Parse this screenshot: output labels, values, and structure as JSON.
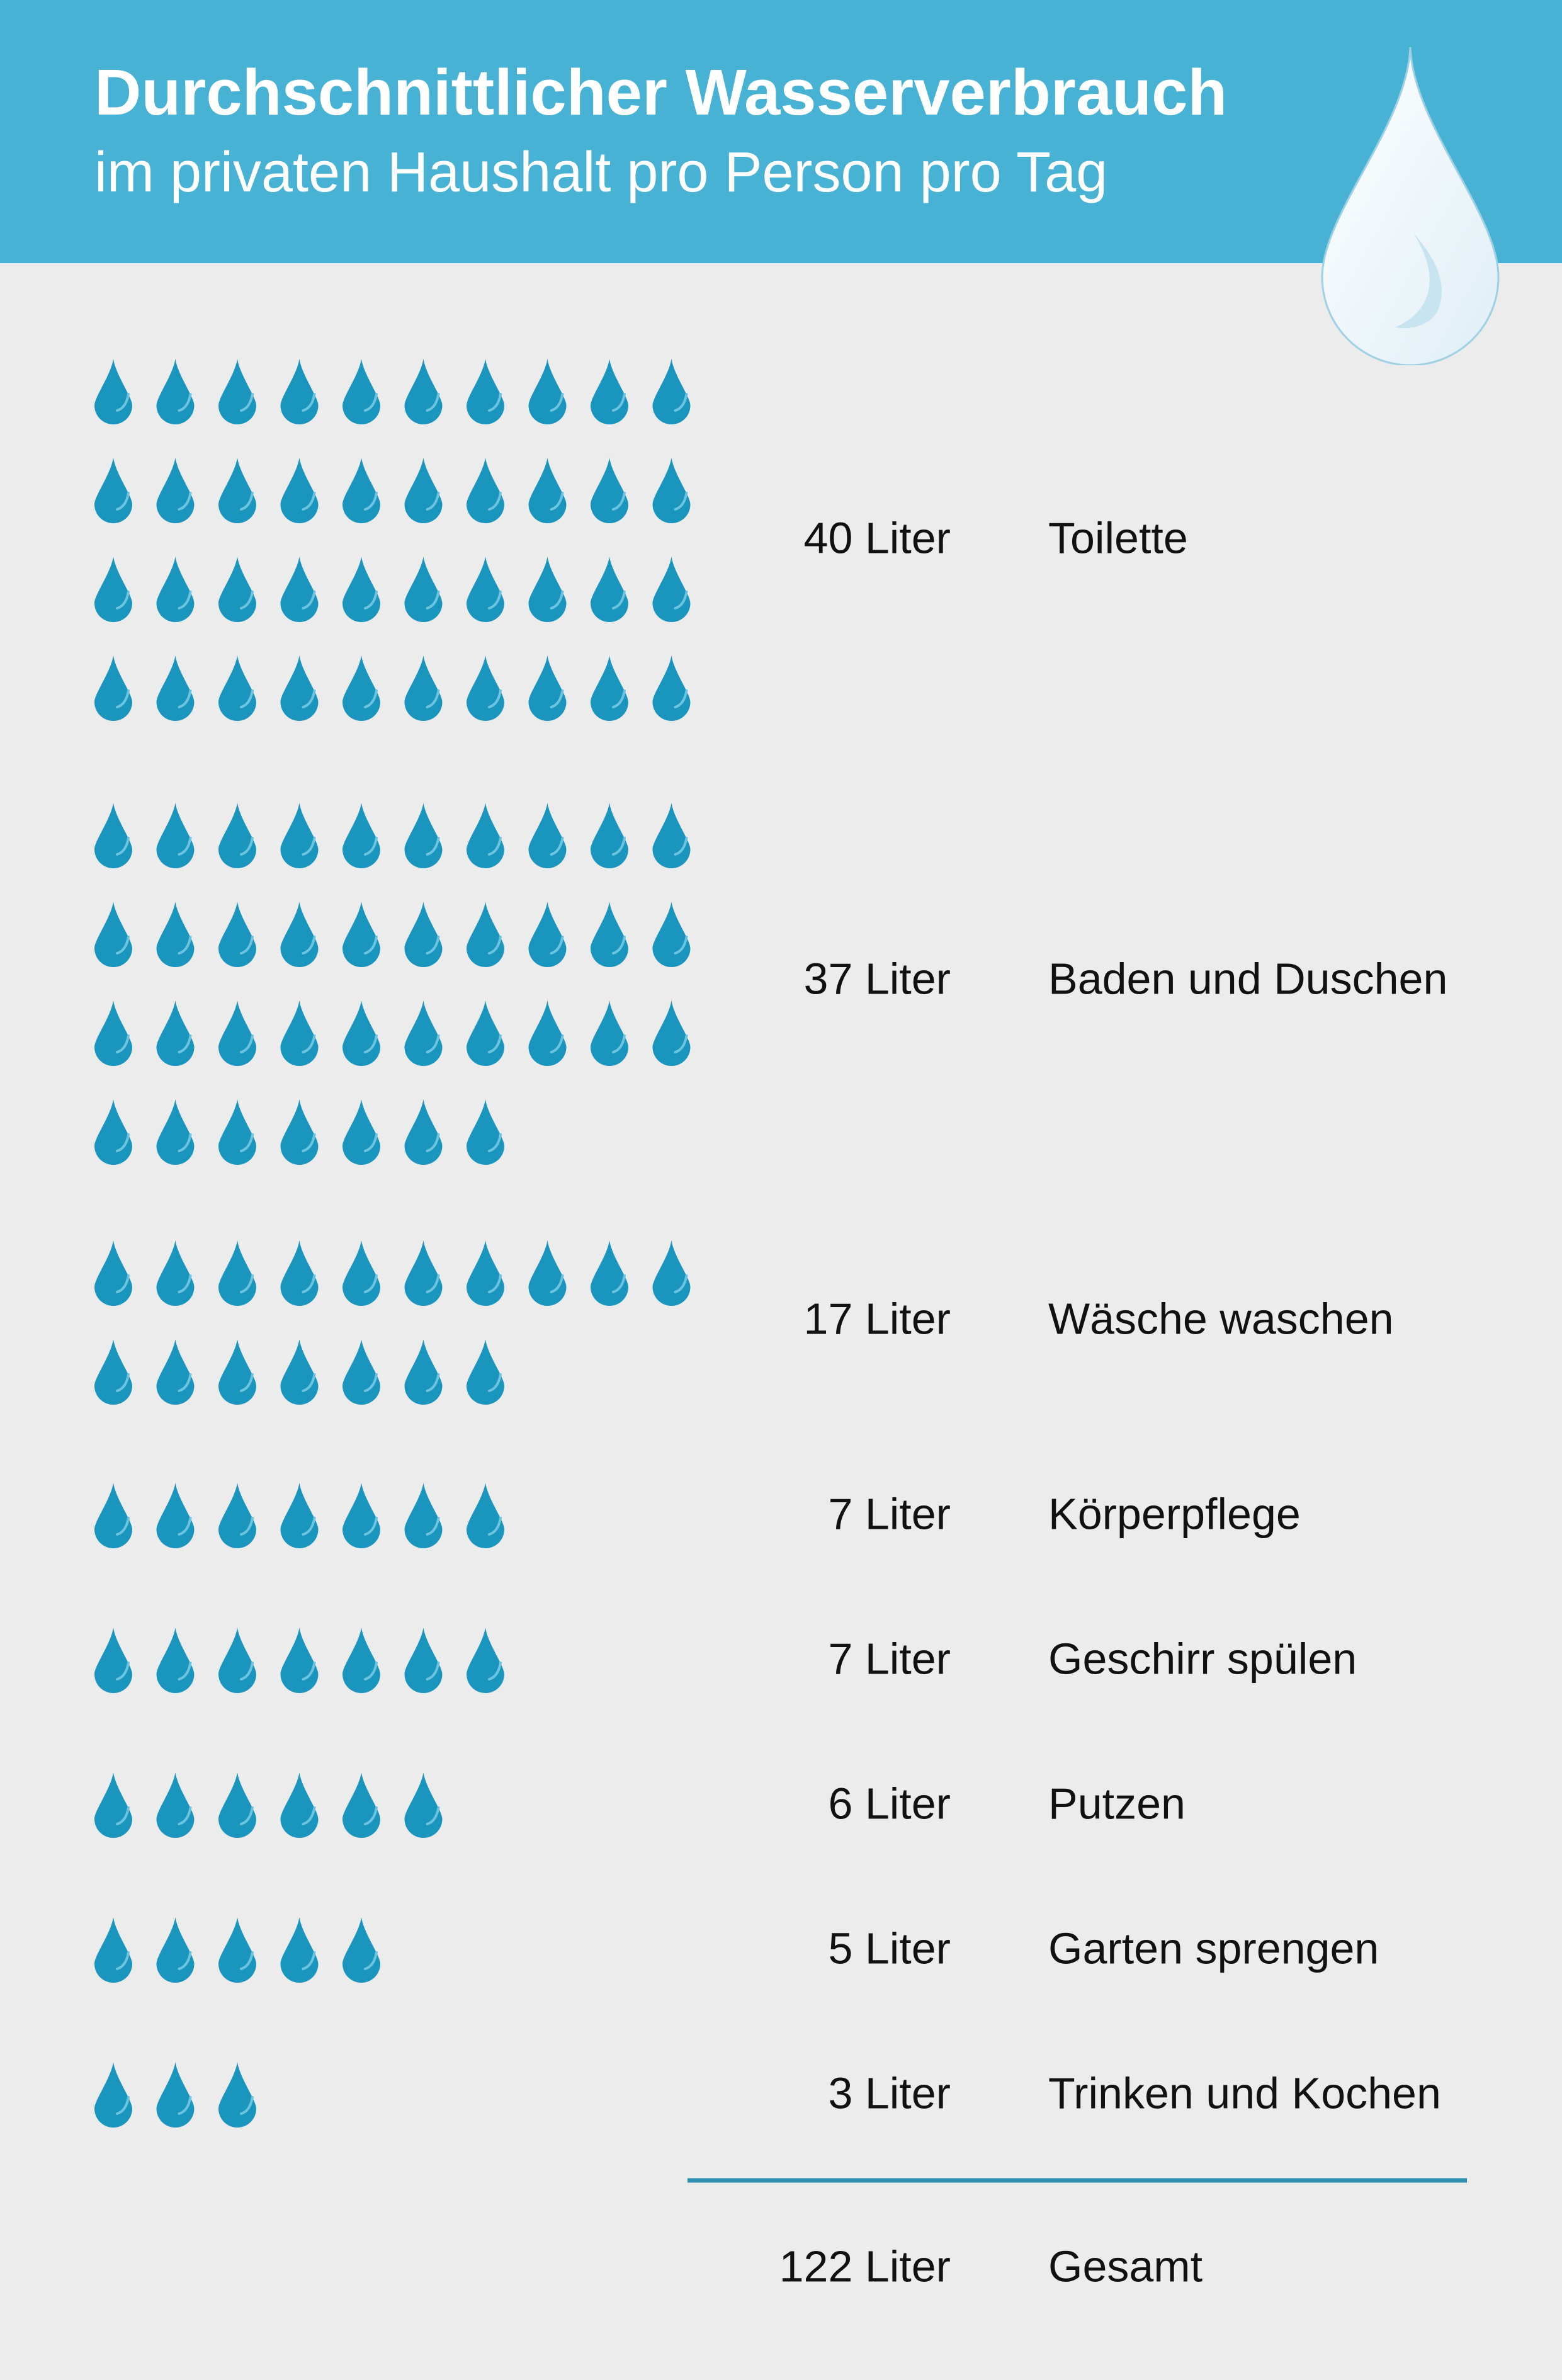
{
  "header": {
    "title": "Durchschnittlicher Wasserverbrauch",
    "subtitle": "im privaten Haushalt pro Person pro Tag"
  },
  "colors": {
    "header_background": "#48b2d4",
    "page_background": "#ececec",
    "drop_color": "#1a95be",
    "divider_color": "#2e8fb0"
  },
  "icons": {
    "unit_icon": "water-drop-icon",
    "header_icon": "water-drop-icon"
  },
  "chart_data": {
    "type": "pictograph",
    "unit": "Liter",
    "drops_per_unit": 1,
    "categories": [
      "Toilette",
      "Baden und Duschen",
      "Wäsche waschen",
      "Körperpflege",
      "Geschirr spülen",
      "Putzen",
      "Garten sprengen",
      "Trinken und Kochen"
    ],
    "values": [
      40,
      37,
      17,
      7,
      7,
      6,
      5,
      3
    ],
    "value_labels": [
      "40 Liter",
      "37 Liter",
      "17 Liter",
      "7 Liter",
      "7 Liter",
      "6 Liter",
      "5 Liter",
      "3 Liter"
    ],
    "total": {
      "label": "Gesamt",
      "value": 122,
      "value_label": "122 Liter"
    }
  }
}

Work required. Collect each line containing the string "Liter".

The answer.
    "unit": "Liter",
      "40 Liter",
      "37 Liter",
      "17 Liter",
      "7 Liter",
      "7 Liter",
      "6 Liter",
      "5 Liter",
      "3 Liter"
      "value_label": "122 Liter"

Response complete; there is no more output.